The records below are to be quoted in full; please keep every word exact.

-- BEGIN Input material --

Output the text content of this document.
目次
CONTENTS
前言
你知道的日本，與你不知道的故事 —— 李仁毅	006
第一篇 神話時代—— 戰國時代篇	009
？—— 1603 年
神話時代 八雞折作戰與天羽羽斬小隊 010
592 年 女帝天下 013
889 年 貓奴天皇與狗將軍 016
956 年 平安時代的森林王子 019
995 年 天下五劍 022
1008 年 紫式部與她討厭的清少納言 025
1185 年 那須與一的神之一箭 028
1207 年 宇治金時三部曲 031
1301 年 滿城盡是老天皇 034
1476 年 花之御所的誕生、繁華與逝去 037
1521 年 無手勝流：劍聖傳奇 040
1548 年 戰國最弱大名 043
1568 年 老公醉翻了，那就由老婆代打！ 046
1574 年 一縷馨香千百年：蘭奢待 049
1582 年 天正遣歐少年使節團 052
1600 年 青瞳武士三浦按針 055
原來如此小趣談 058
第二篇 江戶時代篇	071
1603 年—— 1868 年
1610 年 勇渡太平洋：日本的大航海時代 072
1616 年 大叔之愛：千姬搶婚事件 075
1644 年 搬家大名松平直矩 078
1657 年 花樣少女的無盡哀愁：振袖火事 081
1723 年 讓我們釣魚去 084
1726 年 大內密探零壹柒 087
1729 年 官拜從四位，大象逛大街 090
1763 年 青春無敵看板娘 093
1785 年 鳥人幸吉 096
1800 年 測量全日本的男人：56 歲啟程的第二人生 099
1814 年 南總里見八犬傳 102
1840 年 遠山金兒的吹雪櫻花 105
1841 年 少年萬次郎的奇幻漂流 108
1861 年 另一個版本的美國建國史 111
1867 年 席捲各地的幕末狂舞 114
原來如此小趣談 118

-- END Input material --

Result of the exercise =
Output the text content of this document.
目次
CONTENTS
前言
你知道的日本，與你不知道的故事 —— 李仁毅	006
第一篇 神話時代—— 戰國時代篇	009
？—— 1603 年
神話時代 八雞折作戰與天羽羽斬小隊 010
592 年 女帝天下 013
889 年 貓奴天皇與狗將軍 016
956 年 平安時代的森林王子 019
995 年 天下五劍 022
1008 年 紫式部與她討厭的清少納言 025
1185 年 那須與一的神之一箭 028
1207 年 宇治金時三部曲 031
1301 年 滿城盡是老天皇 034
1476 年 花之御所的誕生、繁華與逝去 037
1521 年 無手勝流：劍聖傳奇 040
1548 年 戰國最弱大名 043
1568 年 老公醉翻了，那就由老婆代打！ 046
1574 年 一縷馨香千百年：蘭奢待 049
1582 年 天正遣歐少年使節團 052
1600 年 青瞳武士三浦按針 055
原來如此小趣談 058
第二篇 江戶時代篇	071
1603 年—— 1868 年
1610 年 勇渡太平洋：日本的大航海時代 072
1616 年 大叔之愛：千姬搶婚事件 075
1644 年 搬家大名松平直矩 078
1657 年 花樣少女的無盡哀愁：振袖火事 081
1723 年 讓我們釣魚去 084
1726 年 大內密探零壹柒 087
1729 年 官拜從四位，大象逛大街 090
1763 年 青春無敵看板娘 093
1785 年 鳥人幸吉 096
1800 年 測量全日本的男人：56 歲啟程的第二人生 099
1814 年 南總里見八犬傳 102
1840 年 遠山金兒的吹雪櫻花 105
1841 年 少年萬次郎的奇幻漂流 108
1861 年 另一個版本的美國建國史 111
1867 年 席捲各地的幕末狂舞 114
原來如此小趣談 118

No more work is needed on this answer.